__Given records__
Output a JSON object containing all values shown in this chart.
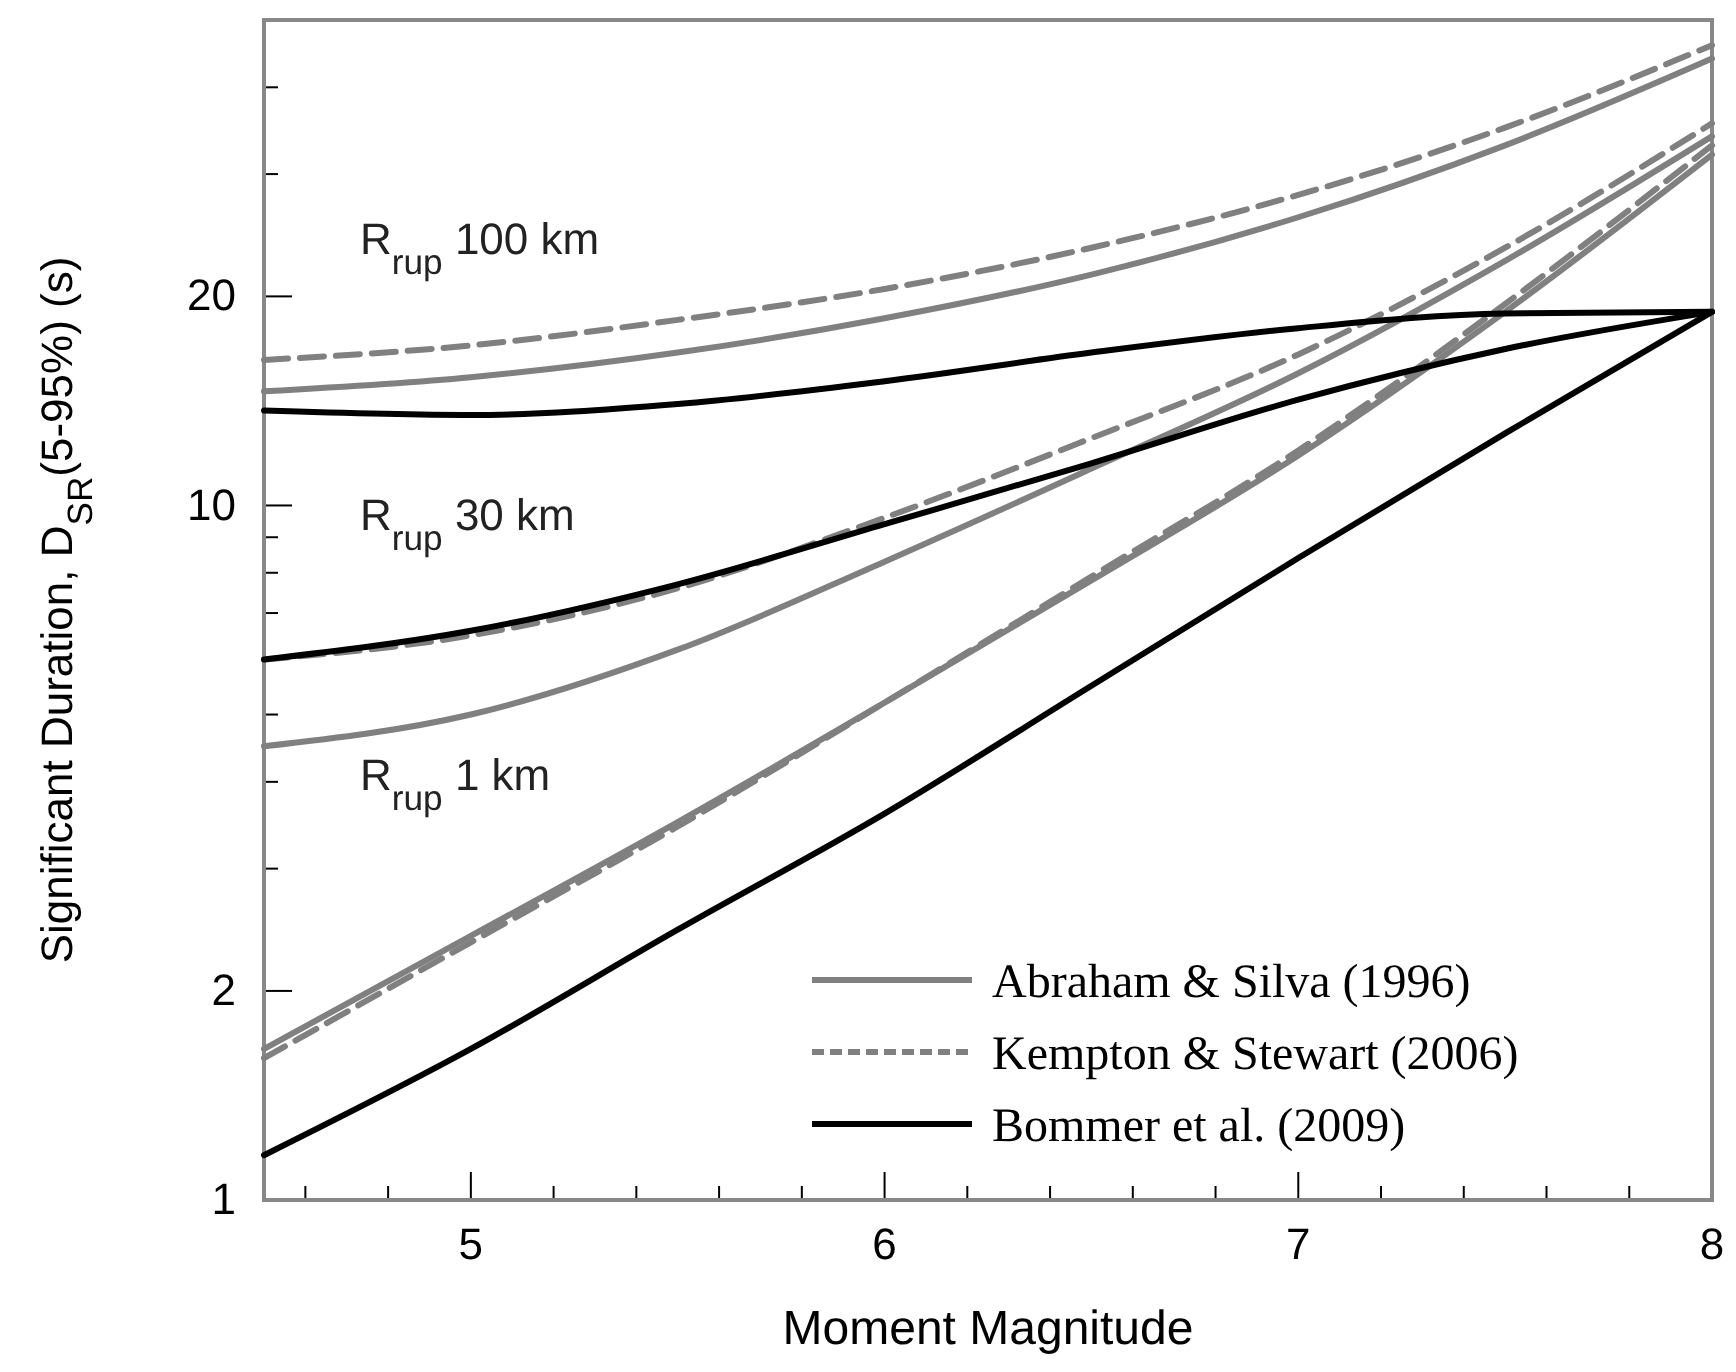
{
  "chart_data": {
    "type": "line",
    "xlabel": "Moment Magnitude",
    "ylabel": "Significant Duration, D$_{SR}$(5-95%) (s)",
    "x": [
      4.5,
      5,
      5.5,
      6,
      6.5,
      7,
      7.5,
      8
    ],
    "log": "y",
    "xlim": [
      4.5,
      8
    ],
    "ylim": [
      1,
      50
    ],
    "xticks": [
      {
        "value": 4.6,
        "label": null
      },
      {
        "value": 4.8,
        "label": null
      },
      5,
      {
        "value": 5.2,
        "label": null
      },
      {
        "value": 5.4,
        "label": null
      },
      {
        "value": 5.6,
        "label": null
      },
      {
        "value": 5.8,
        "label": null
      },
      6,
      {
        "value": 6.2,
        "label": null
      },
      {
        "value": 6.4,
        "label": null
      },
      {
        "value": 6.6,
        "label": null
      },
      {
        "value": 6.8,
        "label": null
      },
      7,
      {
        "value": 7.2,
        "label": null
      },
      {
        "value": 7.4,
        "label": null
      },
      {
        "value": 7.6,
        "label": null
      },
      {
        "value": 7.8,
        "label": null
      },
      8
    ],
    "yticks": [
      1,
      2,
      {
        "value": 3,
        "label": null
      },
      {
        "value": 4,
        "label": null
      },
      {
        "value": 5,
        "label": null
      },
      {
        "value": 6,
        "label": null
      },
      {
        "value": 7,
        "label": null
      },
      {
        "value": 8,
        "label": null
      },
      {
        "value": 9,
        "label": null
      },
      10,
      20,
      {
        "value": 30,
        "label": null
      },
      {
        "value": 40,
        "label": null
      }
    ],
    "grid": false,
    "legend": "bottom right",
    "series": [
      {
        "name": "Abraham & Silva (1996)",
        "color": "#808080",
        "line_style": "solid",
        "values": [
          14.6,
          15.3,
          16.6,
          18.6,
          21.5,
          26,
          33,
          44
        ]
      },
      {
        "color": "#808080",
        "line_style": "solid",
        "values": [
          4.5,
          5.0,
          6.2,
          8.3,
          11.3,
          15.5,
          22.5,
          34
        ]
      },
      {
        "color": "#808080",
        "line_style": "solid",
        "values": [
          1.65,
          2.4,
          3.5,
          5.2,
          7.8,
          11.8,
          19,
          32
        ]
      },
      {
        "name": "Kempton & Stewart (2006)",
        "color": "#808080",
        "line_style": "dashed",
        "values": [
          16.2,
          17,
          18.5,
          20.5,
          23.5,
          28,
          35,
          46
        ]
      },
      {
        "color": "#808080",
        "line_style": "dashed",
        "values": [
          6.0,
          6.5,
          7.6,
          9.6,
          12.5,
          16.5,
          23.5,
          35.5
        ]
      },
      {
        "color": "#808080",
        "line_style": "dashed",
        "values": [
          1.6,
          2.35,
          3.45,
          5.2,
          7.9,
          12,
          19.5,
          33
        ]
      },
      {
        "name": "Bommer et al. (2009)",
        "color": "#000000",
        "line_style": "solid",
        "values": [
          13.7,
          13.5,
          14.0,
          15.1,
          16.6,
          18.0,
          18.9,
          19
        ]
      },
      {
        "color": "#000000",
        "line_style": "solid",
        "values": [
          6.0,
          6.6,
          7.7,
          9.4,
          11.5,
          14.2,
          16.8,
          19
        ]
      },
      {
        "color": "#000000",
        "line_style": "solid",
        "values": [
          1.16,
          1.65,
          2.45,
          3.6,
          5.5,
          8.4,
          12.7,
          19
        ]
      }
    ],
    "annotations": [
      "R$_{rup}$ 100 km",
      "R$_{rup}$ 30 km",
      "R$_{rup}$ 1 km"
    ]
  }
}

__To do__
Transcribe the material exactly, and leave out whatever pictures it holds.

__Completed exercise__
Output a JSON object containing all values shown in this chart.
{
  "chart_data": {
    "type": "line",
    "xlabel": "Moment Magnitude",
    "ylabel": "Significant Duration, D$_{SR}$(5-95%) (s)",
    "x": [
      4.5,
      5,
      5.5,
      6,
      6.5,
      7,
      7.5,
      8
    ],
    "log": "y",
    "xlim": [
      4.5,
      8
    ],
    "ylim": [
      1,
      50
    ],
    "xticks": [
      {
        "value": 4.6,
        "label": null
      },
      {
        "value": 4.8,
        "label": null
      },
      5,
      {
        "value": 5.2,
        "label": null
      },
      {
        "value": 5.4,
        "label": null
      },
      {
        "value": 5.6,
        "label": null
      },
      {
        "value": 5.8,
        "label": null
      },
      6,
      {
        "value": 6.2,
        "label": null
      },
      {
        "value": 6.4,
        "label": null
      },
      {
        "value": 6.6,
        "label": null
      },
      {
        "value": 6.8,
        "label": null
      },
      7,
      {
        "value": 7.2,
        "label": null
      },
      {
        "value": 7.4,
        "label": null
      },
      {
        "value": 7.6,
        "label": null
      },
      {
        "value": 7.8,
        "label": null
      },
      8
    ],
    "yticks": [
      1,
      2,
      {
        "value": 3,
        "label": null
      },
      {
        "value": 4,
        "label": null
      },
      {
        "value": 5,
        "label": null
      },
      {
        "value": 6,
        "label": null
      },
      {
        "value": 7,
        "label": null
      },
      {
        "value": 8,
        "label": null
      },
      {
        "value": 9,
        "label": null
      },
      10,
      20,
      {
        "value": 30,
        "label": null
      },
      {
        "value": 40,
        "label": null
      }
    ],
    "grid": false,
    "legend": "bottom right",
    "series": [
      {
        "name": "Abraham & Silva (1996)",
        "color": "#808080",
        "line_style": "solid",
        "values": [
          14.6,
          15.3,
          16.6,
          18.6,
          21.5,
          26,
          33,
          44
        ]
      },
      {
        "color": "#808080",
        "line_style": "solid",
        "values": [
          4.5,
          5.0,
          6.2,
          8.3,
          11.3,
          15.5,
          22.5,
          34
        ]
      },
      {
        "color": "#808080",
        "line_style": "solid",
        "values": [
          1.65,
          2.4,
          3.5,
          5.2,
          7.8,
          11.8,
          19,
          32
        ]
      },
      {
        "name": "Kempton & Stewart (2006)",
        "color": "#808080",
        "line_style": "dashed",
        "values": [
          16.2,
          17,
          18.5,
          20.5,
          23.5,
          28,
          35,
          46
        ]
      },
      {
        "color": "#808080",
        "line_style": "dashed",
        "values": [
          6.0,
          6.5,
          7.6,
          9.6,
          12.5,
          16.5,
          23.5,
          35.5
        ]
      },
      {
        "color": "#808080",
        "line_style": "dashed",
        "values": [
          1.6,
          2.35,
          3.45,
          5.2,
          7.9,
          12,
          19.5,
          33
        ]
      },
      {
        "name": "Bommer et al. (2009)",
        "color": "#000000",
        "line_style": "solid",
        "values": [
          13.7,
          13.5,
          14.0,
          15.1,
          16.6,
          18.0,
          18.9,
          19
        ]
      },
      {
        "color": "#000000",
        "line_style": "solid",
        "values": [
          6.0,
          6.6,
          7.7,
          9.4,
          11.5,
          14.2,
          16.8,
          19
        ]
      },
      {
        "color": "#000000",
        "line_style": "solid",
        "values": [
          1.16,
          1.65,
          2.45,
          3.6,
          5.5,
          8.4,
          12.7,
          19
        ]
      }
    ],
    "annotations": [
      "R$_{rup}$ 100 km",
      "R$_{rup}$ 30 km",
      "R$_{rup}$ 1 km"
    ]
  }
}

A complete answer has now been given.